Task brief:
Go through the listing and return every line with "опубликованы" in it.

─── Data lines

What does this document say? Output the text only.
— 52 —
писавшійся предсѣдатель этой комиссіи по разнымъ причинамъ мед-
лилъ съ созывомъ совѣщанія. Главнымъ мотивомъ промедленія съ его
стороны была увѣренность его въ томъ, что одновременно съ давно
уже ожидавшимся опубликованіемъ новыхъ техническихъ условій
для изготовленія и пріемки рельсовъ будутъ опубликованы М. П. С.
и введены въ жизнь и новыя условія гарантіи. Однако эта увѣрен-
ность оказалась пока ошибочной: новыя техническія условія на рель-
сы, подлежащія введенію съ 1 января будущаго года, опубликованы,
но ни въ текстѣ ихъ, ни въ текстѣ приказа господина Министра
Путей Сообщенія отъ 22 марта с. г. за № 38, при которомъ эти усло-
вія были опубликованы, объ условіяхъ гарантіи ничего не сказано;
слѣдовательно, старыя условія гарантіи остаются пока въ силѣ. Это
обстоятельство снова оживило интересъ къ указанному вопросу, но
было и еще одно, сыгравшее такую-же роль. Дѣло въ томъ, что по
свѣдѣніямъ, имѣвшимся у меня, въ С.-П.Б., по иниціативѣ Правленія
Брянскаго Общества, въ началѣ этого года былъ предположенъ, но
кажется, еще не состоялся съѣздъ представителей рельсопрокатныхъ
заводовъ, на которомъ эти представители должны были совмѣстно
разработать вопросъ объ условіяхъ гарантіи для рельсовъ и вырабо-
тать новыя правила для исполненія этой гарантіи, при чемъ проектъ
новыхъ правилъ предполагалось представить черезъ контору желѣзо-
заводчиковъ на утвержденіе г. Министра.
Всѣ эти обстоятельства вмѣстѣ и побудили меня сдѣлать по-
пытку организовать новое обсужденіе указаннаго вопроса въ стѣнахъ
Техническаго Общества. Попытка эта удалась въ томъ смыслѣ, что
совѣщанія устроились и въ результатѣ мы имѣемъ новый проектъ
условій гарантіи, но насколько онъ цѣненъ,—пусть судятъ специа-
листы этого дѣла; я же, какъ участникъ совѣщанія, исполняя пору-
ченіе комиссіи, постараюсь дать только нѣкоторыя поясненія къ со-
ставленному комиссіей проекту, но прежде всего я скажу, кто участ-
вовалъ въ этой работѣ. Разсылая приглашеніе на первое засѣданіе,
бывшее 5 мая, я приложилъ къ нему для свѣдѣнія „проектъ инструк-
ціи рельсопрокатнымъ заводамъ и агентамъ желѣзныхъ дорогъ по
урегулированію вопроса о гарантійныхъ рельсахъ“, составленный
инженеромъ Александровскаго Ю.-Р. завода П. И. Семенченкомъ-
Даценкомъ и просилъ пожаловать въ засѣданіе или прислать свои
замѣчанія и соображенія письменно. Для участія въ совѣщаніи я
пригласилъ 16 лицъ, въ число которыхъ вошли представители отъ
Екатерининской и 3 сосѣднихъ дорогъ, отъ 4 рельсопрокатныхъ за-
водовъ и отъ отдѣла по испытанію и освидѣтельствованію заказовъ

──────

Completed exercise:
для изготовленія и пріемки рельсовъ будутъ опубликованы М. П. С.
сы, подлежащія введенію съ 1 января будущаго года, опубликованы,
вія были опубликованы, объ условіяхъ гарантіи ничего не сказано;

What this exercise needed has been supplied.